[Start of PROVIDED RECORDS]

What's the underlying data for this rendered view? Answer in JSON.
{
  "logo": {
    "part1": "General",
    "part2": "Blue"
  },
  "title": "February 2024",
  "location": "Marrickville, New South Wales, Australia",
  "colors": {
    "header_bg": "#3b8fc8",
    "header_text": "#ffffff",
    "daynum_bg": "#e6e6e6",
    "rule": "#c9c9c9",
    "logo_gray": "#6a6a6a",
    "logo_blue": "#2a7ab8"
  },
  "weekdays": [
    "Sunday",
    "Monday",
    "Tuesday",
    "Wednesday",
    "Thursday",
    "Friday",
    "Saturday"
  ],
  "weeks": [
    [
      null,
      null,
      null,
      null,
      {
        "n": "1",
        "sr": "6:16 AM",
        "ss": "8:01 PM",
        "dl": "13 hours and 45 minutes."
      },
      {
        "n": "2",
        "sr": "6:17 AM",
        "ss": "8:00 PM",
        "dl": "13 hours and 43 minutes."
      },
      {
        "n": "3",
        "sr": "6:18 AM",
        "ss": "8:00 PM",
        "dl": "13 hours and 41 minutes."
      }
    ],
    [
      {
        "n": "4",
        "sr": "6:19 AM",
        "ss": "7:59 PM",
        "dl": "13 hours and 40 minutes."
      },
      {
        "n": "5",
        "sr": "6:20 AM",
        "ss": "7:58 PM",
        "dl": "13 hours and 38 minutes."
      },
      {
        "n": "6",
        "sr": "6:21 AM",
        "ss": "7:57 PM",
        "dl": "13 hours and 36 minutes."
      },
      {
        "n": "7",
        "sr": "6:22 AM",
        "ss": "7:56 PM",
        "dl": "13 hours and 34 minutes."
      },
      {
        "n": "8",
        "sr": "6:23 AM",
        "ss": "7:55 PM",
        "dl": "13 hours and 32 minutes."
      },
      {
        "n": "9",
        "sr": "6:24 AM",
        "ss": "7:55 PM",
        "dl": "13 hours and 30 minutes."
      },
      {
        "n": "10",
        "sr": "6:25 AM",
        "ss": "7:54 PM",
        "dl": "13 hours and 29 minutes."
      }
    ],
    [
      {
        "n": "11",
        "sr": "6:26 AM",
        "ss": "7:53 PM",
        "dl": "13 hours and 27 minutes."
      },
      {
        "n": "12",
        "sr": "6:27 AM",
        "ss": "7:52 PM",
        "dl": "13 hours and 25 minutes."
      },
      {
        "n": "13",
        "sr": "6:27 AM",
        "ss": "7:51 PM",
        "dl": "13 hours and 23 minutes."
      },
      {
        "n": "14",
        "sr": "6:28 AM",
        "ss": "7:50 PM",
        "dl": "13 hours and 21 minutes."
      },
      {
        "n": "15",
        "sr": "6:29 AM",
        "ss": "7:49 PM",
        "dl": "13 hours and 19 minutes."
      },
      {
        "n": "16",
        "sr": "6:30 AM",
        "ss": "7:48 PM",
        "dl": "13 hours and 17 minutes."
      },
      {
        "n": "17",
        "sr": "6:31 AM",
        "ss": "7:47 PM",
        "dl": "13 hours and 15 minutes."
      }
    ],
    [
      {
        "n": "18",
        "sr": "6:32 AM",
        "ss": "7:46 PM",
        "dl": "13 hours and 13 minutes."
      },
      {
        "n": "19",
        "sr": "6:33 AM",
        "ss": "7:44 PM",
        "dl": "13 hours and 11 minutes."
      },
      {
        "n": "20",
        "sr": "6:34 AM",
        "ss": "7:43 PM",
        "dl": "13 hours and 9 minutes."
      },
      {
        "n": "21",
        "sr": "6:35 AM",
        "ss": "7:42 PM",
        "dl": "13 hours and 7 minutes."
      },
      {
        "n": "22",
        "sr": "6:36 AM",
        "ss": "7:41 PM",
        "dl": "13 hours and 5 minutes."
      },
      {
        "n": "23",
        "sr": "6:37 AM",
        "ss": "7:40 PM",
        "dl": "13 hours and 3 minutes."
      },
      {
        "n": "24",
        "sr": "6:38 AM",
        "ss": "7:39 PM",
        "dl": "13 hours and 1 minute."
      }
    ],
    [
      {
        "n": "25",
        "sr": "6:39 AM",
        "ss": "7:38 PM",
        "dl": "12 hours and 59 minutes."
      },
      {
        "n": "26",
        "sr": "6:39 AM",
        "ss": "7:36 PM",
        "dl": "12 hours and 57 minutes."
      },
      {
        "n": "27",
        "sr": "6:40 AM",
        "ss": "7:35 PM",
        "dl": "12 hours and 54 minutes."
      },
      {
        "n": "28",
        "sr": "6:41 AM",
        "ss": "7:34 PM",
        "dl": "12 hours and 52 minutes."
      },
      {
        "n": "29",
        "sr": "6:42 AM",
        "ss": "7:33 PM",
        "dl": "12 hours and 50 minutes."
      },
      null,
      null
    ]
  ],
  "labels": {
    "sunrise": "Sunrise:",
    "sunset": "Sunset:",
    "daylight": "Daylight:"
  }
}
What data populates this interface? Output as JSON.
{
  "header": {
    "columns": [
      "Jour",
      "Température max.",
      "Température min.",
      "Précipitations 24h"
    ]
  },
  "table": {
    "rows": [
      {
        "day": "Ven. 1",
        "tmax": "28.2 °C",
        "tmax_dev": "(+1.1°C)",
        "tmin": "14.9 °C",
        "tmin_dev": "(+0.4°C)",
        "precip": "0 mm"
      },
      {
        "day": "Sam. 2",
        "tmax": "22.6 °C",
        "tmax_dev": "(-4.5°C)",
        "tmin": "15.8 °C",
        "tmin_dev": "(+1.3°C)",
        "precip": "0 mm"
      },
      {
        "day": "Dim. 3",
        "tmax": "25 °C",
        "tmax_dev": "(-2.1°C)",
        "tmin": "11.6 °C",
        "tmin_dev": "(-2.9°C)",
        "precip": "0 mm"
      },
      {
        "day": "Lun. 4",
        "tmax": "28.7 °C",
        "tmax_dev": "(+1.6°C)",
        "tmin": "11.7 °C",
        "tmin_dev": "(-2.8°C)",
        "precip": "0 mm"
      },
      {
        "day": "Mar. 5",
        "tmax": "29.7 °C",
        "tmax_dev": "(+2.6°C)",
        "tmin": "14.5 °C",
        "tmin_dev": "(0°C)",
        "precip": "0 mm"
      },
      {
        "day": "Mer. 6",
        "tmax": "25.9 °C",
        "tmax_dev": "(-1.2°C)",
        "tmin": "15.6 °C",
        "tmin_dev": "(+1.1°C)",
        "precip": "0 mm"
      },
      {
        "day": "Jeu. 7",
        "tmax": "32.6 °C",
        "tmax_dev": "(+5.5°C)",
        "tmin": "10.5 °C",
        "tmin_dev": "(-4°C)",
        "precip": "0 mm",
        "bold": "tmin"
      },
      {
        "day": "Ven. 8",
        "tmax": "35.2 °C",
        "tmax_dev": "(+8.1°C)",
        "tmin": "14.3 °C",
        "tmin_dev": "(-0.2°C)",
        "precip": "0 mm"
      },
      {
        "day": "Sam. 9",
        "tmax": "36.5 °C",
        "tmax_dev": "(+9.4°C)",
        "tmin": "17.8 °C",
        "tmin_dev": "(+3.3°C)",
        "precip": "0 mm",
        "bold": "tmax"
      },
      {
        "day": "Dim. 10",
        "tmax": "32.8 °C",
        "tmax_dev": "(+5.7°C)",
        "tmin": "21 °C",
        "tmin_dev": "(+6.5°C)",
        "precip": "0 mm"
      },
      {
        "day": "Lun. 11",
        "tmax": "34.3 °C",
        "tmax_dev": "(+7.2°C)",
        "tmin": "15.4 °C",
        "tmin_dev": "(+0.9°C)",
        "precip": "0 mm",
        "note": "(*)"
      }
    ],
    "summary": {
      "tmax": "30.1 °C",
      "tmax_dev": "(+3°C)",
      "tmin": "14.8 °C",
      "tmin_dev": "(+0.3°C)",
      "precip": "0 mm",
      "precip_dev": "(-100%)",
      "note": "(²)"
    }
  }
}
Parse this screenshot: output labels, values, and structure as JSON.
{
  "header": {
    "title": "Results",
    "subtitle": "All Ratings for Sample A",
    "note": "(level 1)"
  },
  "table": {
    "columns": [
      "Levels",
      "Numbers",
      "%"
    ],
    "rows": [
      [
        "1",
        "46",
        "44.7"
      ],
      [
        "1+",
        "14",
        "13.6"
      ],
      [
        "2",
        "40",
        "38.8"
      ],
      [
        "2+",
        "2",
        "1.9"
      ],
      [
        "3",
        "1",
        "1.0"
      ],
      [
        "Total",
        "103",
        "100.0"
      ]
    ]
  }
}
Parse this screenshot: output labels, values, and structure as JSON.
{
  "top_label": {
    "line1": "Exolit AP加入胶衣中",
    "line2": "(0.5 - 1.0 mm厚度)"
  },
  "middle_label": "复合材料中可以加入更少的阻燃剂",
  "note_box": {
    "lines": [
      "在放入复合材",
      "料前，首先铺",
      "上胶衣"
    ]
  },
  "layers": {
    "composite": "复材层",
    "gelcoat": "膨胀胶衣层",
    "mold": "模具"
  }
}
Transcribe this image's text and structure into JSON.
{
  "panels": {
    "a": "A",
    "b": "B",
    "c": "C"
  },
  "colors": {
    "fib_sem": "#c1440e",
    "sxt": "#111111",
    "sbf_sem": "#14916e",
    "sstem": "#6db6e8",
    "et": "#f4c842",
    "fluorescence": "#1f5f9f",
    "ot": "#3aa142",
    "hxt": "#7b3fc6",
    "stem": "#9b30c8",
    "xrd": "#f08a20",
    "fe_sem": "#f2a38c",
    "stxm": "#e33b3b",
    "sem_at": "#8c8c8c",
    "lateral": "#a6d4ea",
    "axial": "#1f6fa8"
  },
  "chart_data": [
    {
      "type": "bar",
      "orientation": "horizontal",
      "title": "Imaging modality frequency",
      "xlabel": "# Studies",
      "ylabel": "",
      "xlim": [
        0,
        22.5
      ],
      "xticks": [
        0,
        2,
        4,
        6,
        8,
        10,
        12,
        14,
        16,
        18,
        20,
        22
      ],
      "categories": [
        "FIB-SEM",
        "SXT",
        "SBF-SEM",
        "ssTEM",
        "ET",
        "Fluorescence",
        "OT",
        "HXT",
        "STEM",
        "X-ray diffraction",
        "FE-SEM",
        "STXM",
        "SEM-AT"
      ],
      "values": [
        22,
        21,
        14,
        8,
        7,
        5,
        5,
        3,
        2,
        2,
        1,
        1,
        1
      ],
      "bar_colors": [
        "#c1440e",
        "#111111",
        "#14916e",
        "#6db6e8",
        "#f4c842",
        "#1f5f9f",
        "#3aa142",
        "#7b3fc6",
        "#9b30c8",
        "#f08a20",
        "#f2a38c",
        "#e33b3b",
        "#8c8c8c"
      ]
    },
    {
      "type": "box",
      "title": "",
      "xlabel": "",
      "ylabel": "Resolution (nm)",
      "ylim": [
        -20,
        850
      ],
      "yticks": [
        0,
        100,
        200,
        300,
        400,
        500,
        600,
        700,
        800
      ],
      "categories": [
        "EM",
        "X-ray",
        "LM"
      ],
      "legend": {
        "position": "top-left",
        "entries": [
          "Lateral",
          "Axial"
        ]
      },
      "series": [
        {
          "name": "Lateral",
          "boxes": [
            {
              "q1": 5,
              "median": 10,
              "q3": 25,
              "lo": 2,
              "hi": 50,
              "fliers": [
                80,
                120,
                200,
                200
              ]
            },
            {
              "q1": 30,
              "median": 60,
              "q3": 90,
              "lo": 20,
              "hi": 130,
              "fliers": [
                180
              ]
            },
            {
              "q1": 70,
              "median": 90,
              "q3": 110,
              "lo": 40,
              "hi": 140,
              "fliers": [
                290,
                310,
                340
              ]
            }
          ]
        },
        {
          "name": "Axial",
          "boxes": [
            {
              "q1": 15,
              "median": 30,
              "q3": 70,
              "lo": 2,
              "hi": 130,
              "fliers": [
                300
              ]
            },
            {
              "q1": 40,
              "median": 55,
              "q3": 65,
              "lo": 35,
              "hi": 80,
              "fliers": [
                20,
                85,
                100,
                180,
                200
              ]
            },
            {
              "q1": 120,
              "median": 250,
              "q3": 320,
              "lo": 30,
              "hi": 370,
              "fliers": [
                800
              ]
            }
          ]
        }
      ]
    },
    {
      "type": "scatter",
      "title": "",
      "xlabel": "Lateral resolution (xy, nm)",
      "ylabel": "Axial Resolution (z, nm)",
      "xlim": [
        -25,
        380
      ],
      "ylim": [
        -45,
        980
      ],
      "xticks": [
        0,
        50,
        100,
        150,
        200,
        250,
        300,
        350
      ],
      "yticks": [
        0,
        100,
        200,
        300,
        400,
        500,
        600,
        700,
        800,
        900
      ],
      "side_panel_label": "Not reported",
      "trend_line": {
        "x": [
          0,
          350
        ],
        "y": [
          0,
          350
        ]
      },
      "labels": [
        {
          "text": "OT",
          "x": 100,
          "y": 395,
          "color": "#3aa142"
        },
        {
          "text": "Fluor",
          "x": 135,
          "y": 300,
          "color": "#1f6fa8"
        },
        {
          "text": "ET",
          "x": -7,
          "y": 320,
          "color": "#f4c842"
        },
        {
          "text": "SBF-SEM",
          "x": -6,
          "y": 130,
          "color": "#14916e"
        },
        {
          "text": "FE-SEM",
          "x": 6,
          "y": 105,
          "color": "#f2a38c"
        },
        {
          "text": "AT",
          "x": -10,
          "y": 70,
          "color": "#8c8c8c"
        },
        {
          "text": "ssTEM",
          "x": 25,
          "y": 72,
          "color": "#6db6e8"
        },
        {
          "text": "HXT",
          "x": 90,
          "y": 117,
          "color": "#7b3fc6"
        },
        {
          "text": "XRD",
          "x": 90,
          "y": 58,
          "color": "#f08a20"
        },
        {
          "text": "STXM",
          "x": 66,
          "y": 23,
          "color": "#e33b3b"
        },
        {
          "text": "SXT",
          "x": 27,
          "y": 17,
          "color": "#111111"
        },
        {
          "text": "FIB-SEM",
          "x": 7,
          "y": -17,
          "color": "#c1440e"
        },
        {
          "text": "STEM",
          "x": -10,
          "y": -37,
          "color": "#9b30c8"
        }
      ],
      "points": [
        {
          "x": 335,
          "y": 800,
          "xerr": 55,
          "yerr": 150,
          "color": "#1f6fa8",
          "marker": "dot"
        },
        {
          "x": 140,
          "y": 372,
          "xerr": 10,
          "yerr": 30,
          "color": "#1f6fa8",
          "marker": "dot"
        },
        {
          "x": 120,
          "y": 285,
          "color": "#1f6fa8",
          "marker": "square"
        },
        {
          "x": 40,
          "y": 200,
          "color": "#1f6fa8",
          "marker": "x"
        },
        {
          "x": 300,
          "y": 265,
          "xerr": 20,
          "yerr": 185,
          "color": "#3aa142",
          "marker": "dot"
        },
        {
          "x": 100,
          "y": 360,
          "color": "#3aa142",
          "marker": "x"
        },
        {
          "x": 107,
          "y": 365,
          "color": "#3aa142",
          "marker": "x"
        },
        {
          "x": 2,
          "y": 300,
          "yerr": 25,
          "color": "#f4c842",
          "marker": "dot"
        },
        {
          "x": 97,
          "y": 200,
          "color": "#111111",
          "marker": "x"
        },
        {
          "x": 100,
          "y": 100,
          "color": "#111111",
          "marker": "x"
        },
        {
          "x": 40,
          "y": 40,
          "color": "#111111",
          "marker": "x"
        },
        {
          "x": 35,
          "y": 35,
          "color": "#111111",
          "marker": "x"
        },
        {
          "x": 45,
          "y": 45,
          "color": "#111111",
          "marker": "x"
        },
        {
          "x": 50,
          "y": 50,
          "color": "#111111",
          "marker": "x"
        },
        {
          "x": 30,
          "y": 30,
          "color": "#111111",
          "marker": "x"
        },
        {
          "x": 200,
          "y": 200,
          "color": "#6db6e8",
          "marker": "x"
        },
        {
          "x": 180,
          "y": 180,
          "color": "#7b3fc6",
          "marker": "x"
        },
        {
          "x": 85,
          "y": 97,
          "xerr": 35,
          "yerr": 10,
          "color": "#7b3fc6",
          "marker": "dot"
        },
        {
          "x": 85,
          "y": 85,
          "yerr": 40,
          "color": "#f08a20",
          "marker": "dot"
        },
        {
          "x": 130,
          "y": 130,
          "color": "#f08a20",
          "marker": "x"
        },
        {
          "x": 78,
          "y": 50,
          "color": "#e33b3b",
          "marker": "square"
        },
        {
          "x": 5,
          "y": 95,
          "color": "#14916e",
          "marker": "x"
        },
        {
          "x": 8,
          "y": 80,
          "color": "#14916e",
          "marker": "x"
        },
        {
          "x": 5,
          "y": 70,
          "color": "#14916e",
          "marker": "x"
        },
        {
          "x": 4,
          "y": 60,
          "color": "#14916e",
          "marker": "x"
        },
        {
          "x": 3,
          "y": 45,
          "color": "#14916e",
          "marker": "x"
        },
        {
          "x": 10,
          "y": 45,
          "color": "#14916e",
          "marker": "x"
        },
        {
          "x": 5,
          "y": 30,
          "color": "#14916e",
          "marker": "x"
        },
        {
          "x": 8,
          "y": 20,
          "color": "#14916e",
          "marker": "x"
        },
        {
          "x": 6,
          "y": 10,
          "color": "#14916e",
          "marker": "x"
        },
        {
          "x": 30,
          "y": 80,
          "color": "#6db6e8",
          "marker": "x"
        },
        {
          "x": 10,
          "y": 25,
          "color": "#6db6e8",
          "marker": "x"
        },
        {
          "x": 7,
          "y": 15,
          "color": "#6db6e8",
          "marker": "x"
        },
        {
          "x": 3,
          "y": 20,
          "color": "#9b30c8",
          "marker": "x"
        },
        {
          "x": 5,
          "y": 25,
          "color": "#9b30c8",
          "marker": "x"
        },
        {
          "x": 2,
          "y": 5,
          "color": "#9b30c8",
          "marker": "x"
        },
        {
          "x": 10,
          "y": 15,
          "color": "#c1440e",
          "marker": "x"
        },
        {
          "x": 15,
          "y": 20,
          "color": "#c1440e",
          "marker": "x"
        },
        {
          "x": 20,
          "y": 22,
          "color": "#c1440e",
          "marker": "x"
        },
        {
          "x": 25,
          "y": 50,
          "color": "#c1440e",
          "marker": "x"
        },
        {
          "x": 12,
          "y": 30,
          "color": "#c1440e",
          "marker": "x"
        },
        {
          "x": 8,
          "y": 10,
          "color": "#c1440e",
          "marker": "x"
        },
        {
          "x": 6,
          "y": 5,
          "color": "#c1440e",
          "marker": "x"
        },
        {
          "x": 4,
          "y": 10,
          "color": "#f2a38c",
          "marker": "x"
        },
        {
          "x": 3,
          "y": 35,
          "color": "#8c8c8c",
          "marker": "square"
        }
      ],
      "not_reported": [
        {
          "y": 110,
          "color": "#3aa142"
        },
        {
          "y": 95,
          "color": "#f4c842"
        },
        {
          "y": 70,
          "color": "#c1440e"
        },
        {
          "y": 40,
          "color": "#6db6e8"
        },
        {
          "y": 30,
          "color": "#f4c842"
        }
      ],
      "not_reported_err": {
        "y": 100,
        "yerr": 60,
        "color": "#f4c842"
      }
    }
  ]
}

[End of PROVIDED RECORDS]

Go through the listing above and work out how many lines contain the string "median". Reply with the number alone.

§ ANSWER FOR THE TASK
6